Copy the records below exactly as they are written.

» **TASK INPUTS**
——

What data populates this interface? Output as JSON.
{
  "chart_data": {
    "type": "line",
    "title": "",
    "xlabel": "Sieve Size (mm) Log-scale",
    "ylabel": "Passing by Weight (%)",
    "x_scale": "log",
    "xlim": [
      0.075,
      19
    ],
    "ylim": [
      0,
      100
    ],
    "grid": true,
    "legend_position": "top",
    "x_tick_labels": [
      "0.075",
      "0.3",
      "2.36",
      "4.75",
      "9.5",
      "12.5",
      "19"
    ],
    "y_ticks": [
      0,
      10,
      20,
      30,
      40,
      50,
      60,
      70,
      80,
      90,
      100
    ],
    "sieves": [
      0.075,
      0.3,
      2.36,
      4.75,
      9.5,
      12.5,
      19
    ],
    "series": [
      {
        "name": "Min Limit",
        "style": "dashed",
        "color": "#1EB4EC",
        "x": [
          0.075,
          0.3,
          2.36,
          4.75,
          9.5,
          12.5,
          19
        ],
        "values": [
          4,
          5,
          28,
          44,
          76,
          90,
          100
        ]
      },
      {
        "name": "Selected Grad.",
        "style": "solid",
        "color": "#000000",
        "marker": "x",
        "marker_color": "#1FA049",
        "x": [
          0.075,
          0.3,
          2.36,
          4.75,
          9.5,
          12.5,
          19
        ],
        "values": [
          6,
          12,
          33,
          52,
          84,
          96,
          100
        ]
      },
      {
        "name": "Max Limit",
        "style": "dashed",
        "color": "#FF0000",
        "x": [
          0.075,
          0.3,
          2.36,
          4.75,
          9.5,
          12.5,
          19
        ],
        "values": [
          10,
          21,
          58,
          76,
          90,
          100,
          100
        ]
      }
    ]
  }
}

——

» **ANSWER TO THE TASK**
What data populates this interface? Output as JSON.
{
  "chart_data": {
    "type": "line",
    "title": "",
    "xlabel": "Sieve Size (mm) Log-scale",
    "ylabel": "Passing by Weight (%)",
    "x_scale": "log",
    "xlim": [
      0.075,
      19
    ],
    "ylim": [
      0,
      100
    ],
    "grid": true,
    "legend_position": "top",
    "x_tick_labels": [
      "0.075",
      "0.3",
      "2.36",
      "4.75",
      "9.5",
      "12.5",
      "19"
    ],
    "y_ticks": [
      0,
      10,
      20,
      30,
      40,
      50,
      60,
      70,
      80,
      90,
      100
    ],
    "sieves": [
      0.075,
      0.3,
      2.36,
      4.75,
      9.5,
      12.5,
      19
    ],
    "series": [
      {
        "name": "Min Limit",
        "style": "dashed",
        "color": "#1EB4EC",
        "x": [
          0.075,
          0.3,
          2.36,
          4.75,
          9.5,
          12.5,
          19
        ],
        "values": [
          4,
          5,
          28,
          44,
          76,
          90,
          100
        ]
      },
      {
        "name": "Selected Grad.",
        "style": "solid",
        "color": "#000000",
        "marker": "x",
        "marker_color": "#1FA049",
        "x": [
          0.075,
          0.3,
          2.36,
          4.75,
          9.5,
          12.5,
          19
        ],
        "values": [
          6,
          12,
          33,
          52,
          84,
          96,
          100
        ]
      },
      {
        "name": "Max Limit",
        "style": "dashed",
        "color": "#FF0000",
        "x": [
          0.075,
          0.3,
          2.36,
          4.75,
          9.5,
          12.5,
          19
        ],
        "values": [
          10,
          21,
          58,
          76,
          90,
          100,
          100
        ]
      }
    ]
  }
}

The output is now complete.